** Start of Records for this task **
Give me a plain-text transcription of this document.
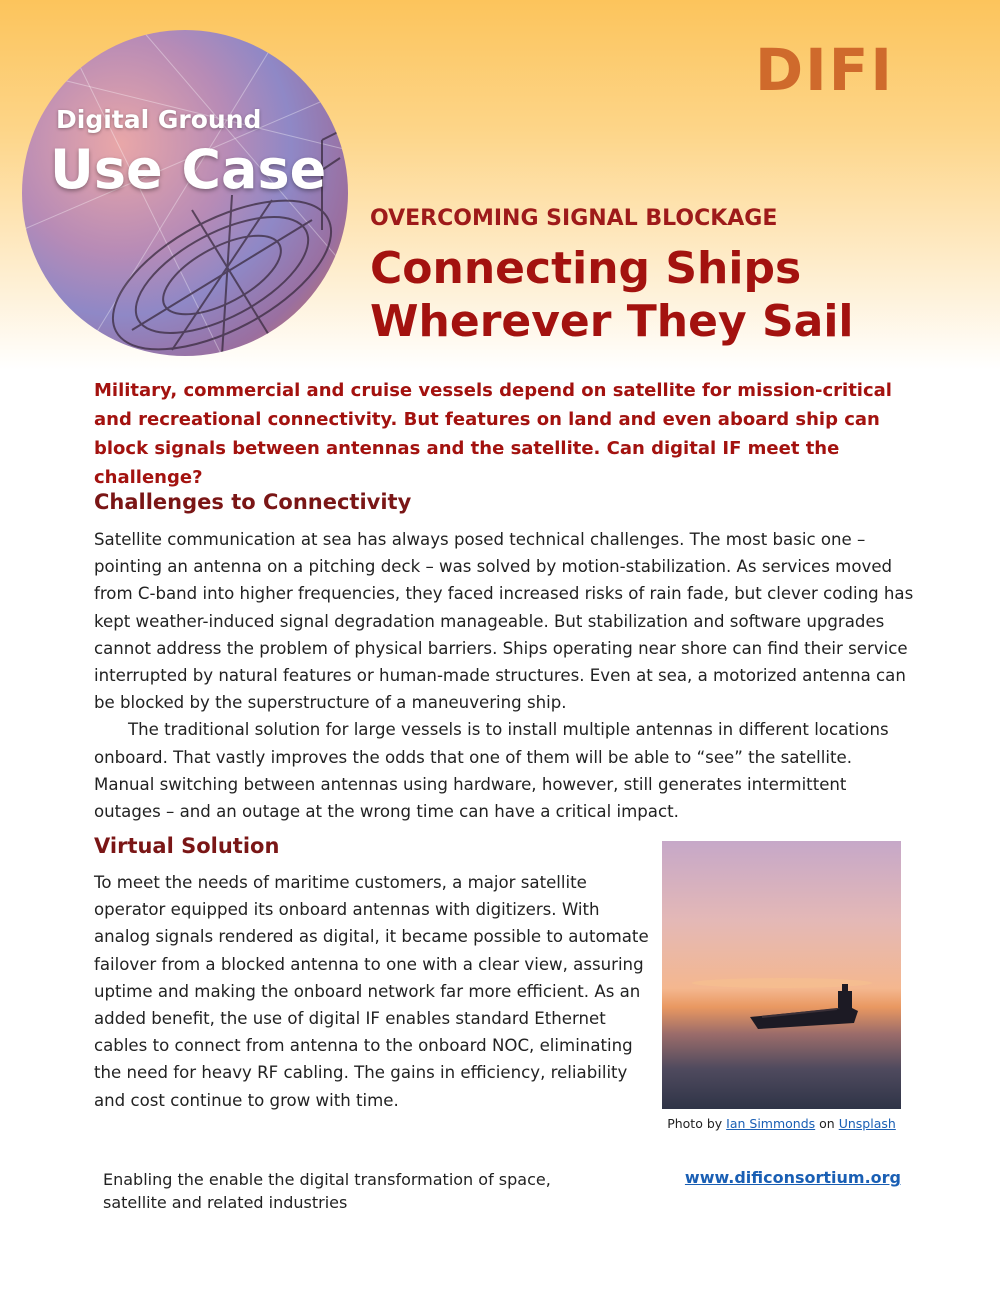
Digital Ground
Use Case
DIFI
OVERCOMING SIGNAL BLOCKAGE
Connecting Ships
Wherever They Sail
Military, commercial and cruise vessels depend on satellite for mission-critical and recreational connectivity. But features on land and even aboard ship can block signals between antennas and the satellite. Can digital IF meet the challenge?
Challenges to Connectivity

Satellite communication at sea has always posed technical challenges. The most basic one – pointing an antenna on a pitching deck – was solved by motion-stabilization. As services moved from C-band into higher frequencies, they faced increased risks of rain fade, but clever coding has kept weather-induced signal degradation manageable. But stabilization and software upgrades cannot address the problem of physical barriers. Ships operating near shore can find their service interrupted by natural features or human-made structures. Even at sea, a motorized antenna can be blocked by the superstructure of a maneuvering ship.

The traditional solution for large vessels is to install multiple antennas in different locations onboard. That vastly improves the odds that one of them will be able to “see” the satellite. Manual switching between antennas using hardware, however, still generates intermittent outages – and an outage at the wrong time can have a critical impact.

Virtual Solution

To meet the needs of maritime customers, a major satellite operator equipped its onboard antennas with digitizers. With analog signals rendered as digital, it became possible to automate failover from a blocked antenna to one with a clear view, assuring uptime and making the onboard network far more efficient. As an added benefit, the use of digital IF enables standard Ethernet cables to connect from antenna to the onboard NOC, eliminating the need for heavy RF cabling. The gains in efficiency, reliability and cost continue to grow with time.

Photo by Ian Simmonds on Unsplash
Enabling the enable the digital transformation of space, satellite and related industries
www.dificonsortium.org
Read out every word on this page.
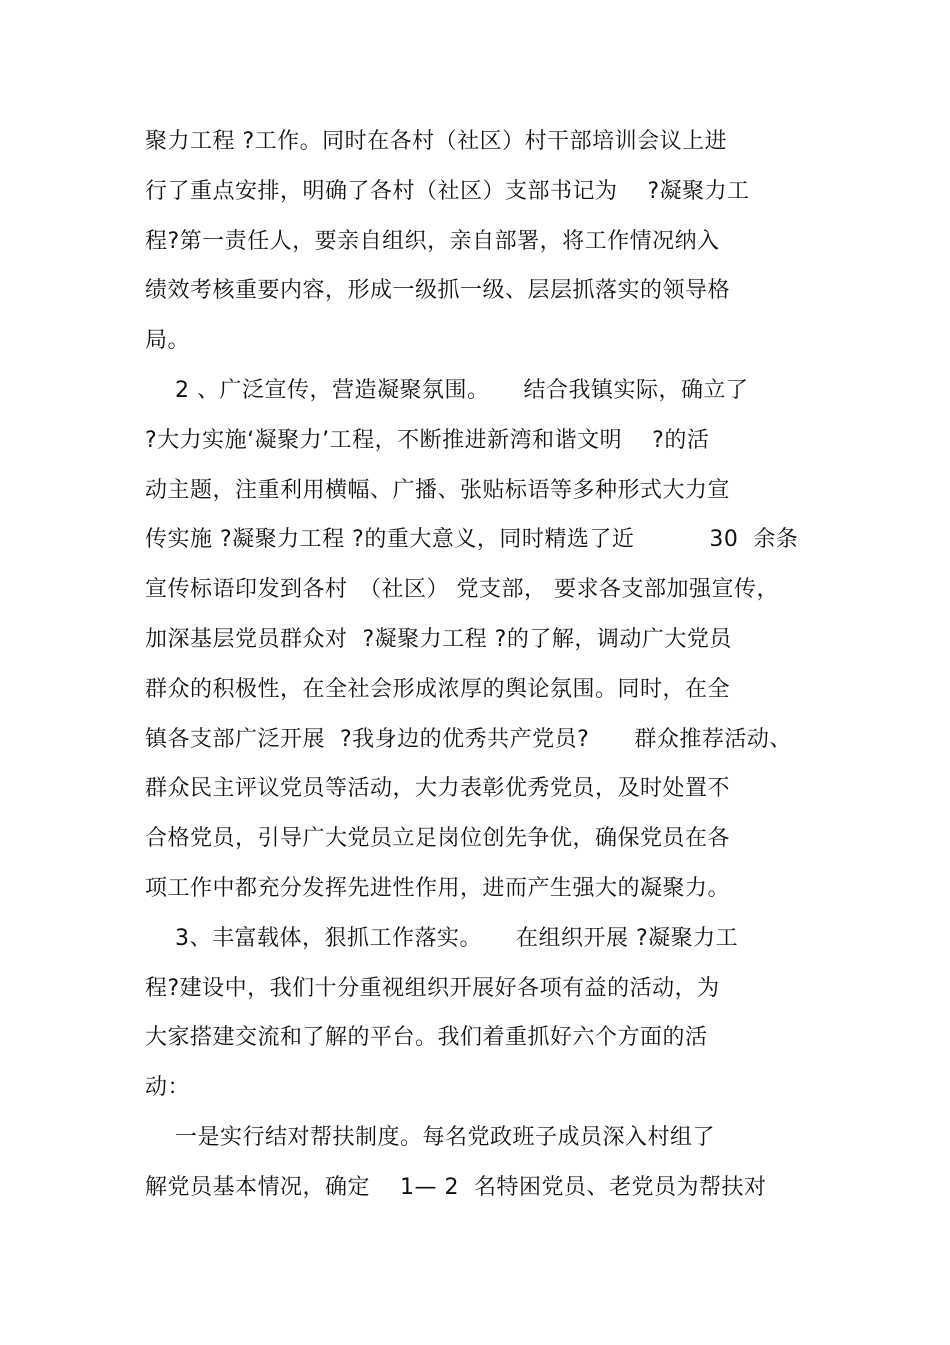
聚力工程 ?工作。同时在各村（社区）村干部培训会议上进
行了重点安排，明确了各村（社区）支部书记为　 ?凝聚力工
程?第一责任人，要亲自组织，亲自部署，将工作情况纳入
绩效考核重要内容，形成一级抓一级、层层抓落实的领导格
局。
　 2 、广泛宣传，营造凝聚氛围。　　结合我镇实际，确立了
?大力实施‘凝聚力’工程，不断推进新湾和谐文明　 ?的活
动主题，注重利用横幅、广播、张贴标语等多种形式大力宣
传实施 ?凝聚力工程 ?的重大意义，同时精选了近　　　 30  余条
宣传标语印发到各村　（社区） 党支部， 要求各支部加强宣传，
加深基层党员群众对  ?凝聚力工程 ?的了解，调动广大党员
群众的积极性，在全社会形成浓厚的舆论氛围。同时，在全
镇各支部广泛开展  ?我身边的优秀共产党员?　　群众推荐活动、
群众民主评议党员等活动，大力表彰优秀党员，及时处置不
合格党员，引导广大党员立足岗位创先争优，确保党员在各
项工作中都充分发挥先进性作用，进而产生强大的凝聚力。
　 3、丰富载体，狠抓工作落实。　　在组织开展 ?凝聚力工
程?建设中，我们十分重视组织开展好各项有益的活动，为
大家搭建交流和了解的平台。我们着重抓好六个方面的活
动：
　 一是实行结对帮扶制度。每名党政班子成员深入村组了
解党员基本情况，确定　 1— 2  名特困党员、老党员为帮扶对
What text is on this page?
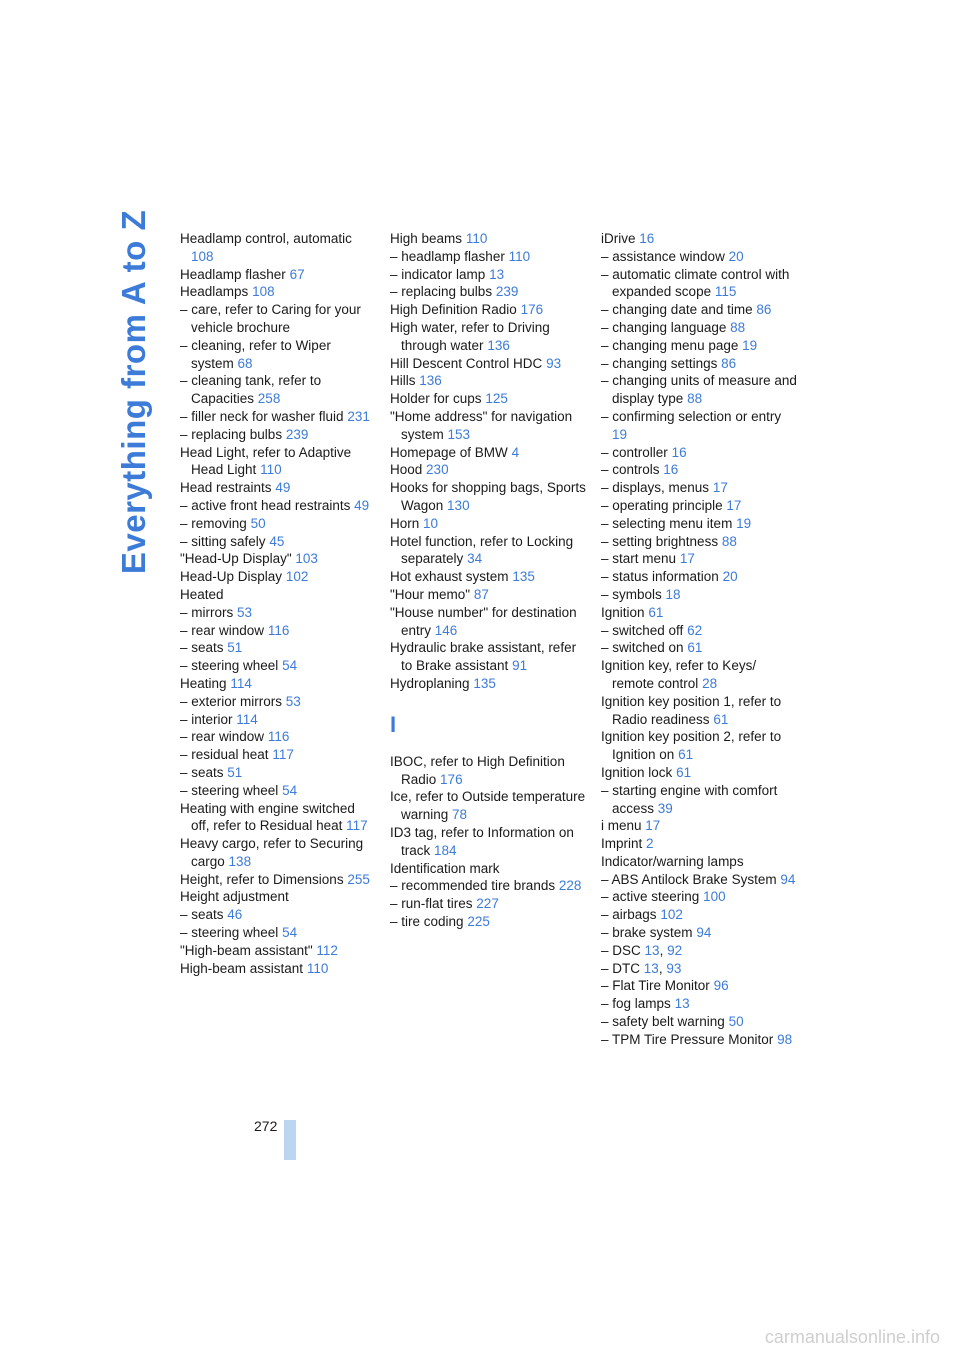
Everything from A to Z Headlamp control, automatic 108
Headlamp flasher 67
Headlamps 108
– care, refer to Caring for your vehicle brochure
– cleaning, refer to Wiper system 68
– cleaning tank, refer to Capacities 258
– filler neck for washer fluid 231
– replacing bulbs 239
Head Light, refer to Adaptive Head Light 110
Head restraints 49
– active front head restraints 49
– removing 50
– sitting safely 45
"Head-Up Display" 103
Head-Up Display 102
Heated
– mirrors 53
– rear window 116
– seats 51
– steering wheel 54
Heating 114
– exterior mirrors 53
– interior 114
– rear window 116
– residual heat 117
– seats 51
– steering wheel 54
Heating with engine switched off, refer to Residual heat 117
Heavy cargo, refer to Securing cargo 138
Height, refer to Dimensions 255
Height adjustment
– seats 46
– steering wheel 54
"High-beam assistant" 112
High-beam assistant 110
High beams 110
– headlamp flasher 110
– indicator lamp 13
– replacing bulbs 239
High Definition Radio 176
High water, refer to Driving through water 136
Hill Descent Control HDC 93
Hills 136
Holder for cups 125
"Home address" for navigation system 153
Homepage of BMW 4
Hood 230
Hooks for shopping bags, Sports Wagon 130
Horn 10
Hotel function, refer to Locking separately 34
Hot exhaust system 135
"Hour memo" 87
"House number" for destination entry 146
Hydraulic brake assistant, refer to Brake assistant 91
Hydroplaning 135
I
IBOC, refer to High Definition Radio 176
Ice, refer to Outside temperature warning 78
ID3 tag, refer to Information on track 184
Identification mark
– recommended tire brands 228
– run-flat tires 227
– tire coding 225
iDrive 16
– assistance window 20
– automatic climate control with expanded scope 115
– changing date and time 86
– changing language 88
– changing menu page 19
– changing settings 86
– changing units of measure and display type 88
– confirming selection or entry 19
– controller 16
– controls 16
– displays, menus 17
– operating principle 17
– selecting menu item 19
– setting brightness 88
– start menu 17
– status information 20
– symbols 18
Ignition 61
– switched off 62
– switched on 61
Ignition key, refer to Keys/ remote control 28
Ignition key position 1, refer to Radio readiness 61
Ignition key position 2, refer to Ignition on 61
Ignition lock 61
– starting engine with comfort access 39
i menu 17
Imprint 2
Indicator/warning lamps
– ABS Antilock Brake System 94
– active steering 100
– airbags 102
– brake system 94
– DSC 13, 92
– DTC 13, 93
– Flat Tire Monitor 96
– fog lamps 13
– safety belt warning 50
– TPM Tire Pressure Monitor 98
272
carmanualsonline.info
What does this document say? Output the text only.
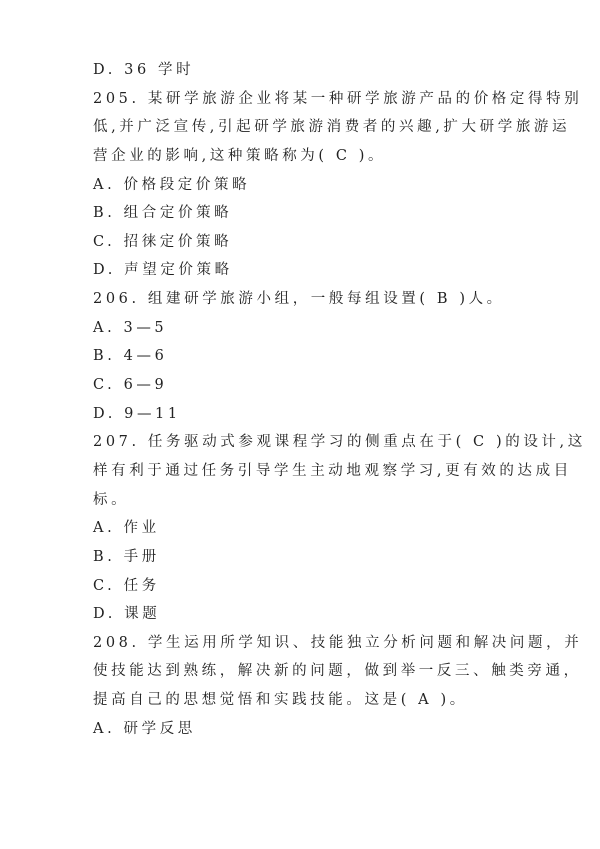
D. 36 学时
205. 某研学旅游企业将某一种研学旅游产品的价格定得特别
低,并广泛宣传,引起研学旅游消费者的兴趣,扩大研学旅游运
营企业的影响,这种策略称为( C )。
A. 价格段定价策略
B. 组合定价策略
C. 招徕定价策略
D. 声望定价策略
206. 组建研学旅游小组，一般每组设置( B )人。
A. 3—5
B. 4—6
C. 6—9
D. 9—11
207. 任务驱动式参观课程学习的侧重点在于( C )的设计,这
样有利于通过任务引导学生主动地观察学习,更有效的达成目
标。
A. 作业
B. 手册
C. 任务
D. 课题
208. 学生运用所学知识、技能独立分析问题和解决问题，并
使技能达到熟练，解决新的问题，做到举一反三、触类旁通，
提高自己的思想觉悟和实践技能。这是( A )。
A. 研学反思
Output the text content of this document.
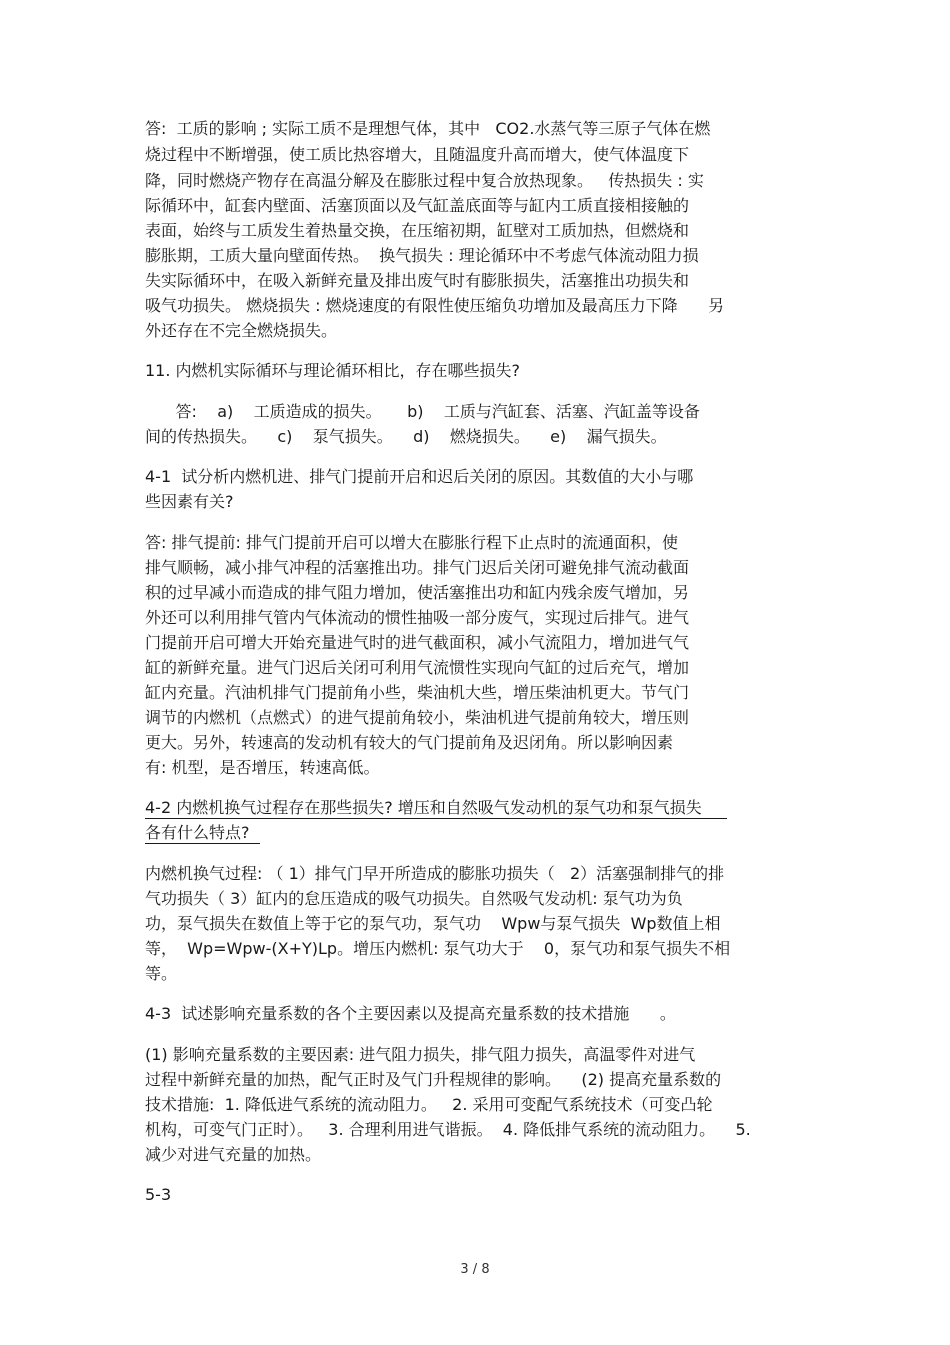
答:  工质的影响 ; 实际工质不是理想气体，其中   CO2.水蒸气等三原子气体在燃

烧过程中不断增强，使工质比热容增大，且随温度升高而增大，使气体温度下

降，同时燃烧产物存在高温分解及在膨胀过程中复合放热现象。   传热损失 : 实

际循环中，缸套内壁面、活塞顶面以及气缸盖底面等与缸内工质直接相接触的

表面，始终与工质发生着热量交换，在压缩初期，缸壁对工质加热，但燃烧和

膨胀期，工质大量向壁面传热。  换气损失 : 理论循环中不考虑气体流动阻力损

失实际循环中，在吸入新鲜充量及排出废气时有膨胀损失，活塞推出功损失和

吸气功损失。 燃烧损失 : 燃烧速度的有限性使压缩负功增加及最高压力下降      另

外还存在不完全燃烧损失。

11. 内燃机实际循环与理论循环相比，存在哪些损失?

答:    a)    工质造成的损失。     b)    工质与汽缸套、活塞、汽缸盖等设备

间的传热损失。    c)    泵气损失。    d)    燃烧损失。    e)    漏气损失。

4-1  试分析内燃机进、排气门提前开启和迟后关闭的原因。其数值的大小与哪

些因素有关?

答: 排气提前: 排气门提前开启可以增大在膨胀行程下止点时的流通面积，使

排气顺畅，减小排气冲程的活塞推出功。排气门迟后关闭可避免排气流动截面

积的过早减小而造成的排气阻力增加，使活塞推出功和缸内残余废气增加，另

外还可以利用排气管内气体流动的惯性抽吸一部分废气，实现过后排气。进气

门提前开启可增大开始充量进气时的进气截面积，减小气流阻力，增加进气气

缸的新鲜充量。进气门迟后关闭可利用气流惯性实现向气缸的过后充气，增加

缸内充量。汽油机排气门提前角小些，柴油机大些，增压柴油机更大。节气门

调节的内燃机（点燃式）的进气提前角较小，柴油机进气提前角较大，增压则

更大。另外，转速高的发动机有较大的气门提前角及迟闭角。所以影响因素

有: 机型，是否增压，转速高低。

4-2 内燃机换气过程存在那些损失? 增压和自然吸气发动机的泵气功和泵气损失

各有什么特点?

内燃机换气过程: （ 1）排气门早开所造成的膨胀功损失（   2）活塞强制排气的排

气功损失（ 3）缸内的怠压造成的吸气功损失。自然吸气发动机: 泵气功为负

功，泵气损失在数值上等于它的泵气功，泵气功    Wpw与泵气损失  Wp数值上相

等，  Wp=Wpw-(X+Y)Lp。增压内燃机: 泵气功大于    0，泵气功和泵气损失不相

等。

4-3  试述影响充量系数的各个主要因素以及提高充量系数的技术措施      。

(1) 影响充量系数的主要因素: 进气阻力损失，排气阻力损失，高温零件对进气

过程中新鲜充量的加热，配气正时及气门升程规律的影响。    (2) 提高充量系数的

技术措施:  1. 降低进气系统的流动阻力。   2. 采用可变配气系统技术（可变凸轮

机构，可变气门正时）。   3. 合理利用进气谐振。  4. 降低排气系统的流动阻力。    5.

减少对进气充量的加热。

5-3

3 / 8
** End of Records for this task **
> **Stated exercise**: Show every line in the records above that contains the word "warning".

> **Result**:
Ice, refer to Outside temperature warning 78
Indicator/warning lamps
– safety belt warning 50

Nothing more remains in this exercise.